• _WHAT IS EXPECTED_: Please reproduce the data below verbatim, line by line, changing nothing.

• _ENTRIES PROVIDED_:
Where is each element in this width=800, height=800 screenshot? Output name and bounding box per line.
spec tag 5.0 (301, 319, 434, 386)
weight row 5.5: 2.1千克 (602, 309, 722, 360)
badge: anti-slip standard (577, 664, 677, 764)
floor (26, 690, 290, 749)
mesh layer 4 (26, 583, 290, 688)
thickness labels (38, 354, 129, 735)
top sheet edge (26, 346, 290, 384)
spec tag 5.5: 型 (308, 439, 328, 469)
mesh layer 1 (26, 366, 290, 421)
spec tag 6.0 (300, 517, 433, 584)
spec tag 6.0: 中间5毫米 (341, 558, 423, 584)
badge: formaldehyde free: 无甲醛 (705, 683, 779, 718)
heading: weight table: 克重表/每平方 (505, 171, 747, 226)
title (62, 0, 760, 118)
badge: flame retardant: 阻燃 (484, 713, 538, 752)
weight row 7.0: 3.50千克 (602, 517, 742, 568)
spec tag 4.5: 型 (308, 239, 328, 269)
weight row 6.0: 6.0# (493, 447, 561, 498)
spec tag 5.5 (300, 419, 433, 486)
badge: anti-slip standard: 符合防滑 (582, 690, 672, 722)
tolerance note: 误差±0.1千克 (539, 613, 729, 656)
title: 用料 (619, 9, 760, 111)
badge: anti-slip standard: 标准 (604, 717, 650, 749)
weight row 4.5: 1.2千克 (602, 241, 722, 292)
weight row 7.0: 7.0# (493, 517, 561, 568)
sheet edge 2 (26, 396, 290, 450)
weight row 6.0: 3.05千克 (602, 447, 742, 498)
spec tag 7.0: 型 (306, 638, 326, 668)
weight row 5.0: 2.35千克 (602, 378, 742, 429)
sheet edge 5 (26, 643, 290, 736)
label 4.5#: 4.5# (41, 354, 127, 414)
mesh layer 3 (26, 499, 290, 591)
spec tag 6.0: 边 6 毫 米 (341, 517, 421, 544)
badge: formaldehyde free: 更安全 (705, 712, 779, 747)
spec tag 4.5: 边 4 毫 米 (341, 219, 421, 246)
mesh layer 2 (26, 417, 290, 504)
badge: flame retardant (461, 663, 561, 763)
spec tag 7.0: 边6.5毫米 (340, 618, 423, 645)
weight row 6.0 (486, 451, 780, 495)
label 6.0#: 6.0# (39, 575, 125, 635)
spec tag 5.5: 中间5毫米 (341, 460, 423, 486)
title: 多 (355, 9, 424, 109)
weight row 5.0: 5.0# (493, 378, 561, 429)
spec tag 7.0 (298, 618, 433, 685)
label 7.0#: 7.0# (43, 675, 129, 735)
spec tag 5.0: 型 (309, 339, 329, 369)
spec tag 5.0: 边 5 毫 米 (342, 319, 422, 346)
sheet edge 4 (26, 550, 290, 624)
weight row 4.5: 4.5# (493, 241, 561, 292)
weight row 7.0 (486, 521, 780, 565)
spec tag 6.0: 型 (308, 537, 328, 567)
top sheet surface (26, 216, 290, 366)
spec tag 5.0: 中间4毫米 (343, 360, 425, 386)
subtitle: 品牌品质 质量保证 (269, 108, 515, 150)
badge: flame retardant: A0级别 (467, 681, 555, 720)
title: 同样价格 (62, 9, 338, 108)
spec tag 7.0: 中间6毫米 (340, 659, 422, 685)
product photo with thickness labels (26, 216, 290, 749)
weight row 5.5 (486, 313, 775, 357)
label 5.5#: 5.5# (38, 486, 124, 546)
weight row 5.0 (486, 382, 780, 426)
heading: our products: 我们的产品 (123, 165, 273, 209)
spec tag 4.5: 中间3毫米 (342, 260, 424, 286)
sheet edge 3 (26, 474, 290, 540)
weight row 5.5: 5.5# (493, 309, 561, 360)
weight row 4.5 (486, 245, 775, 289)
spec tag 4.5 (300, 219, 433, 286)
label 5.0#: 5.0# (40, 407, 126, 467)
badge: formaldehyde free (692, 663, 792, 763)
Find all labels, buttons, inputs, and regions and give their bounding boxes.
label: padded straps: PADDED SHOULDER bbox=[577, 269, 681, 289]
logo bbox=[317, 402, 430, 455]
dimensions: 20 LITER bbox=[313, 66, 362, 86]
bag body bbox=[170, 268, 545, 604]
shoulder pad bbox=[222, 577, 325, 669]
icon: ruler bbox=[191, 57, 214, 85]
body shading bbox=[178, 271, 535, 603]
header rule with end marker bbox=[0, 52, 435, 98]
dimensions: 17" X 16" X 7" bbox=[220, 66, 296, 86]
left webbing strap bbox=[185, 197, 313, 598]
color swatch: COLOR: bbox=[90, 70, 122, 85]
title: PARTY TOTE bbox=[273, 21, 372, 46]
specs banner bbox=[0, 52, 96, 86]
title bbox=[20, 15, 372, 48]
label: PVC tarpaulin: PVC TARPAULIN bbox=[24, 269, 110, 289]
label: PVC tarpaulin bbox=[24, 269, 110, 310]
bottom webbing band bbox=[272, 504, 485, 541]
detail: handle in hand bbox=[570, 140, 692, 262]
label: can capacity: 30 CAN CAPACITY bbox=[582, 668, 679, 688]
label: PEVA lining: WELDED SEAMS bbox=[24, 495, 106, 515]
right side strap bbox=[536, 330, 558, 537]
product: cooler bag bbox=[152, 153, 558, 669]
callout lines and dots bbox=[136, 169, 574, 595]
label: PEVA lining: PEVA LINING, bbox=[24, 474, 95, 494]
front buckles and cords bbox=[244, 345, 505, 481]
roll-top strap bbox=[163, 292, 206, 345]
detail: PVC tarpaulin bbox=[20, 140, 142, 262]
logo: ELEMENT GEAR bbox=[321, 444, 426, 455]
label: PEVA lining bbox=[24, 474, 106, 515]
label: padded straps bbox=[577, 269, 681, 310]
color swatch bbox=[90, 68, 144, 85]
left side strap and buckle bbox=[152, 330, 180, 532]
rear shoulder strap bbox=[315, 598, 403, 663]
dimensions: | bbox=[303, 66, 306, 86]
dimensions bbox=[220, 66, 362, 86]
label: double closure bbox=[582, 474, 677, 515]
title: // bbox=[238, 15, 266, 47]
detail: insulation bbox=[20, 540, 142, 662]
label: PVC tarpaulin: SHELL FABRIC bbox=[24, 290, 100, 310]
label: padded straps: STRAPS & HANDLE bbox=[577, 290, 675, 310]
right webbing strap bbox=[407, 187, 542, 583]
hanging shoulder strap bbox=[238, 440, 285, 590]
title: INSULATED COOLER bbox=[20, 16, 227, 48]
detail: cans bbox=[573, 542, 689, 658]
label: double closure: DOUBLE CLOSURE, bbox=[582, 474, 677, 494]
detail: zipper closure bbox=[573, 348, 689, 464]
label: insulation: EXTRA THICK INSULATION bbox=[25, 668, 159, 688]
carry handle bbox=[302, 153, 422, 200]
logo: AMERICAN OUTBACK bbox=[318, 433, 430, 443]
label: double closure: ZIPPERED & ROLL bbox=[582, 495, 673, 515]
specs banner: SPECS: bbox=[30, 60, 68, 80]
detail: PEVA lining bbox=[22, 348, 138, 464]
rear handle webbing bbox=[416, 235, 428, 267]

• _FULL OUTPUT_:
Where is each element in this width=800, height=800 screenshot? Output name and bounding box per line.
spec tag 5.0 (301, 319, 434, 386)
weight row 5.5: 2.1千克 (602, 309, 722, 360)
badge: anti-slip standard (577, 664, 677, 764)
floor (26, 690, 290, 749)
mesh layer 4 (26, 583, 290, 688)
thickness labels (38, 354, 129, 735)
top sheet edge (26, 346, 290, 384)
spec tag 5.5: 型 (308, 439, 328, 469)
mesh layer 1 (26, 366, 290, 421)
spec tag 6.0 (300, 517, 433, 584)
spec tag 6.0: 中间5毫米 (341, 558, 423, 584)
badge: formaldehyde free: 无甲醛 (705, 683, 779, 718)
heading: weight table: 克重表/每平方 (505, 171, 747, 226)
title (62, 0, 760, 118)
badge: flame retardant: 阻燃 (484, 713, 538, 752)
weight row 7.0: 3.50千克 (602, 517, 742, 568)
spec tag 4.5: 型 (308, 239, 328, 269)
weight row 6.0: 6.0# (493, 447, 561, 498)
spec tag 5.5 (300, 419, 433, 486)
badge: anti-slip standard: 符合防滑 (582, 690, 672, 722)
tolerance note: 误差±0.1千克 (539, 613, 729, 656)
title: 用料 (619, 9, 760, 111)
badge: anti-slip standard: 标准 (604, 717, 650, 749)
weight row 4.5: 1.2千克 (602, 241, 722, 292)
weight row 7.0: 7.0# (493, 517, 561, 568)
sheet edge 2 (26, 396, 290, 450)
weight row 6.0: 3.05千克 (602, 447, 742, 498)
spec tag 7.0: 型 (306, 638, 326, 668)
weight row 5.0: 2.35千克 (602, 378, 742, 429)
sheet edge 5 (26, 643, 290, 736)
label 4.5#: 4.5# (41, 354, 127, 414)
mesh layer 3 (26, 499, 290, 591)
spec tag 6.0: 边 6 毫 米 (341, 517, 421, 544)
badge: formaldehyde free: 更安全 (705, 712, 779, 747)
spec tag 4.5: 边 4 毫 米 (341, 219, 421, 246)
mesh layer 2 (26, 417, 290, 504)
badge: flame retardant (461, 663, 561, 763)
spec tag 7.0: 边6.5毫米 (340, 618, 423, 645)
weight row 6.0 (486, 451, 780, 495)
label 6.0#: 6.0# (39, 575, 125, 635)
spec tag 5.5: 中间5毫米 (341, 460, 423, 486)
title: 多 (355, 9, 424, 109)
weight row 5.0: 5.0# (493, 378, 561, 429)
spec tag 7.0 (298, 618, 433, 685)
label 7.0#: 7.0# (43, 675, 129, 735)
spec tag 5.0: 型 (309, 339, 329, 369)
spec tag 5.0: 边 5 毫 米 (342, 319, 422, 346)
sheet edge 4 (26, 550, 290, 624)
weight row 4.5: 4.5# (493, 241, 561, 292)
weight row 7.0 (486, 521, 780, 565)
spec tag 6.0: 型 (308, 537, 328, 567)
top sheet surface (26, 216, 290, 366)
spec tag 5.0: 中间4毫米 (343, 360, 425, 386)
subtitle: 品牌品质 质量保证 (269, 108, 515, 150)
badge: flame retardant: A0级别 (467, 681, 555, 720)
title: 同样价格 (62, 9, 338, 108)
spec tag 7.0: 中间6毫米 (340, 659, 422, 685)
product photo with thickness labels (26, 216, 290, 749)
weight row 5.5 (486, 313, 775, 357)
label 5.5#: 5.5# (38, 486, 124, 546)
weight row 5.0 (486, 382, 780, 426)
heading: our products: 我们的产品 (123, 165, 273, 209)
spec tag 4.5: 中间3毫米 (342, 260, 424, 286)
sheet edge 3 (26, 474, 290, 540)
weight row 5.5: 5.5# (493, 309, 561, 360)
weight row 4.5 (486, 245, 775, 289)
spec tag 4.5 (300, 219, 433, 286)
label 5.0#: 5.0# (40, 407, 126, 467)
badge: formaldehyde free (692, 663, 792, 763)
Find all labels, buttons, inputs, and regions and give their bounding boxes.
label: padded straps: PADDED SHOULDER bbox=[577, 269, 681, 289]
logo bbox=[317, 402, 430, 455]
dimensions: 20 LITER bbox=[313, 66, 362, 86]
bag body bbox=[170, 268, 545, 604]
shoulder pad bbox=[222, 577, 325, 669]
icon: ruler bbox=[191, 57, 214, 85]
body shading bbox=[178, 271, 535, 603]
header rule with end marker bbox=[0, 52, 435, 98]
dimensions: 17" X 16" X 7" bbox=[220, 66, 296, 86]
left webbing strap bbox=[185, 197, 313, 598]
color swatch: COLOR: bbox=[90, 70, 122, 85]
title: PARTY TOTE bbox=[273, 21, 372, 46]
specs banner bbox=[0, 52, 96, 86]
title bbox=[20, 15, 372, 48]
label: PVC tarpaulin: PVC TARPAULIN bbox=[24, 269, 110, 289]
label: PVC tarpaulin bbox=[24, 269, 110, 310]
bottom webbing band bbox=[272, 504, 485, 541]
detail: handle in hand bbox=[570, 140, 692, 262]
label: can capacity: 30 CAN CAPACITY bbox=[582, 668, 679, 688]
label: PEVA lining: WELDED SEAMS bbox=[24, 495, 106, 515]
right side strap bbox=[536, 330, 558, 537]
product: cooler bag bbox=[152, 153, 558, 669]
callout lines and dots bbox=[136, 169, 574, 595]
label: PEVA lining: PEVA LINING, bbox=[24, 474, 95, 494]
front buckles and cords bbox=[244, 345, 505, 481]
roll-top strap bbox=[163, 292, 206, 345]
detail: PVC tarpaulin bbox=[20, 140, 142, 262]
logo: ELEMENT GEAR bbox=[321, 444, 426, 455]
label: PEVA lining bbox=[24, 474, 106, 515]
label: padded straps bbox=[577, 269, 681, 310]
color swatch bbox=[90, 68, 144, 85]
left side strap and buckle bbox=[152, 330, 180, 532]
rear shoulder strap bbox=[315, 598, 403, 663]
dimensions: | bbox=[303, 66, 306, 86]
dimensions bbox=[220, 66, 362, 86]
label: double closure bbox=[582, 474, 677, 515]
title: // bbox=[238, 15, 266, 47]
detail: insulation bbox=[20, 540, 142, 662]
label: PVC tarpaulin: SHELL FABRIC bbox=[24, 290, 100, 310]
label: padded straps: STRAPS & HANDLE bbox=[577, 290, 675, 310]
right webbing strap bbox=[407, 187, 542, 583]
hanging shoulder strap bbox=[238, 440, 285, 590]
title: INSULATED COOLER bbox=[20, 16, 227, 48]
detail: cans bbox=[573, 542, 689, 658]
label: double closure: DOUBLE CLOSURE, bbox=[582, 474, 677, 494]
detail: zipper closure bbox=[573, 348, 689, 464]
label: insulation: EXTRA THICK INSULATION bbox=[25, 668, 159, 688]
carry handle bbox=[302, 153, 422, 200]
logo: AMERICAN OUTBACK bbox=[318, 433, 430, 443]
label: double closure: ZIPPERED & ROLL bbox=[582, 495, 673, 515]
specs banner: SPECS: bbox=[30, 60, 68, 80]
detail: PEVA lining bbox=[22, 348, 138, 464]
rear handle webbing bbox=[416, 235, 428, 267]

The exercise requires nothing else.